--- Problem statement ---
Copy all the entries word for word, but omit the pictures.

--- Raw data ---

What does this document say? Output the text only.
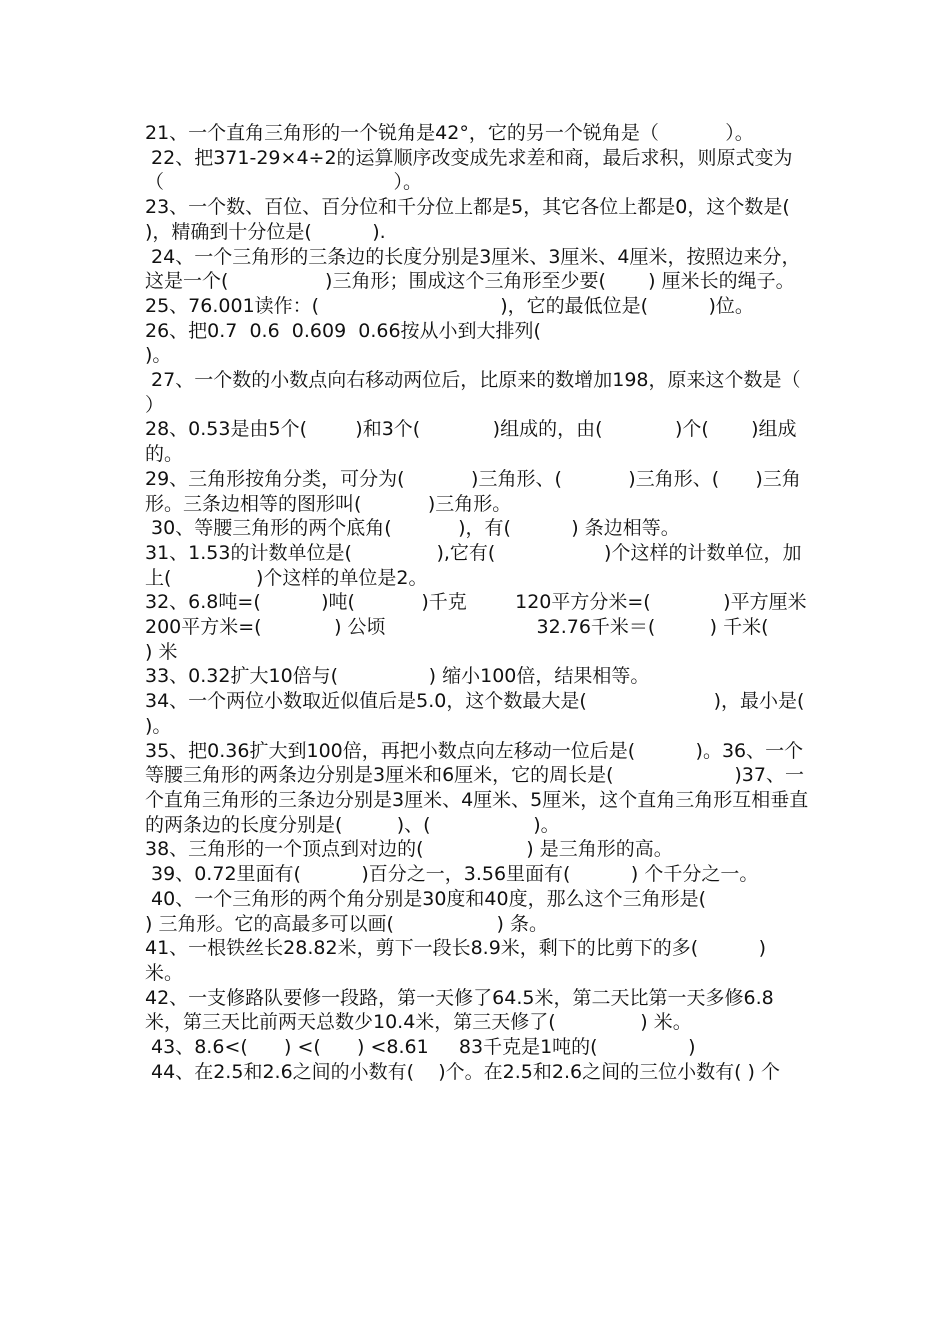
21、一个直角三角形的一个锐角是42°，它的另一个锐角是（           ）。

22、把371-29×4÷2的运算顺序改变成先求差和商，最后求积，则原式变为（                                      ）。

23、一个数、百位、百分位和千分位上都是5，其它各位上都是0，这个数是(          )，精确到十分位是(          ).

24、一个三角形的三条边的长度分别是3厘米、3厘米、4厘米，按照边来分，这是一个(                )三角形；围成这个三角形至少要(       ) 厘米长的绳子。

25、76.001读作：(                              )，它的最低位是(          )位。

26、把0.7  0.6  0.609  0.66按从小到大排列(                                                  )。

27、一个数的小数点向右移动两位后，比原来的数增加198，原来这个数是（ ）

28、0.53是由5个(        )和3个(            )组成的，由(            )个(       )组成的。

29、三角形按角分类，可分为(           )三角形、(           )三角形、(      )三角形。三条边相等的图形叫(           )三角形。

30、等腰三角形的两个底角(           )，有(          ) 条边相等。

31、1.53的计数单位是(              ),它有(                  )个这样的计数单位，加上(              )个这样的单位是2。

32、6.8吨=(          )吨(           )千克        120平方分米=(            )平方厘米 200平方米=(            ) 公顷                         32.76千米＝(         ) 千米(        ) 米

33、0.32扩大10倍与(               ) 缩小100倍，结果相等。

34、一个两位小数取近似值后是5.0，这个数最大是(                     )，最小是(               )。

35、把0.36扩大到100倍，再把小数点向左移动一位后是(          )。36、一个等腰三角形的两条边分别是3厘米和6厘米，它的周长是(                    )37、一个直角三角形的三条边分别是3厘米、4厘米、5厘米，这个直角三角形互相垂直的两条边的长度分别是(         )、(                 )。

38、三角形的一个顶点到对边的(                 ) 是三角形的高。

39、0.72里面有(          )百分之一，3.56里面有(          ) 个千分之一。

40、一个三角形的两个角分别是30度和40度，那么这个三角形是(                  ) 三角形。它的高最多可以画(                 ) 条。

41、一根铁丝长28.82米，剪下一段长8.9米，剩下的比剪下的多(          ) 米。

42、一支修路队要修一段路，第一天修了64.5米，第二天比第一天多修6.8米，第三天比前两天总数少10.4米，第三天修了(              ) 米。

43、8.6<(      ) <(      ) <8.61     83千克是1吨的(               )

44、在2.5和2.6之间的小数有(    )个。在2.5和2.6之间的三位小数有( ) 个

--- Written response ---
What does this document say? Output the text only.
21、一个直角三角形的一个锐角是42°，它的另一个锐角是（           ）。

22、把371-29×4÷2的运算顺序改变成先求差和商，最后求积，则原式变为（                                      ）。

23、一个数、百位、百分位和千分位上都是5，其它各位上都是0，这个数是(          )，精确到十分位是(          ).

24、一个三角形的三条边的长度分别是3厘米、3厘米、4厘米，按照边来分，这是一个(                )三角形；围成这个三角形至少要(       ) 厘米长的绳子。

25、76.001读作：(                              )，它的最低位是(          )位。

26、把0.7  0.6  0.609  0.66按从小到大排列(                                                  )。

27、一个数的小数点向右移动两位后，比原来的数增加198，原来这个数是（ ）

28、0.53是由5个(        )和3个(            )组成的，由(            )个(       )组成的。

29、三角形按角分类，可分为(           )三角形、(           )三角形、(      )三角形。三条边相等的图形叫(           )三角形。

30、等腰三角形的两个底角(           )，有(          ) 条边相等。

31、1.53的计数单位是(              ),它有(                  )个这样的计数单位，加上(              )个这样的单位是2。

32、6.8吨=(          )吨(           )千克        120平方分米=(            )平方厘米 200平方米=(            ) 公顷                         32.76千米＝(         ) 千米(        ) 米

33、0.32扩大10倍与(               ) 缩小100倍，结果相等。

34、一个两位小数取近似值后是5.0，这个数最大是(                     )，最小是(               )。

35、把0.36扩大到100倍，再把小数点向左移动一位后是(          )。36、一个等腰三角形的两条边分别是3厘米和6厘米，它的周长是(                    )37、一个直角三角形的三条边分别是3厘米、4厘米、5厘米，这个直角三角形互相垂直的两条边的长度分别是(         )、(                 )。

38、三角形的一个顶点到对边的(                 ) 是三角形的高。

39、0.72里面有(          )百分之一，3.56里面有(          ) 个千分之一。

40、一个三角形的两个角分别是30度和40度，那么这个三角形是(                  ) 三角形。它的高最多可以画(                 ) 条。

41、一根铁丝长28.82米，剪下一段长8.9米，剩下的比剪下的多(          ) 米。

42、一支修路队要修一段路，第一天修了64.5米，第二天比第一天多修6.8米，第三天比前两天总数少10.4米，第三天修了(              ) 米。

43、8.6<(      ) <(      ) <8.61     83千克是1吨的(               )

44、在2.5和2.6之间的小数有(    )个。在2.5和2.6之间的三位小数有( ) 个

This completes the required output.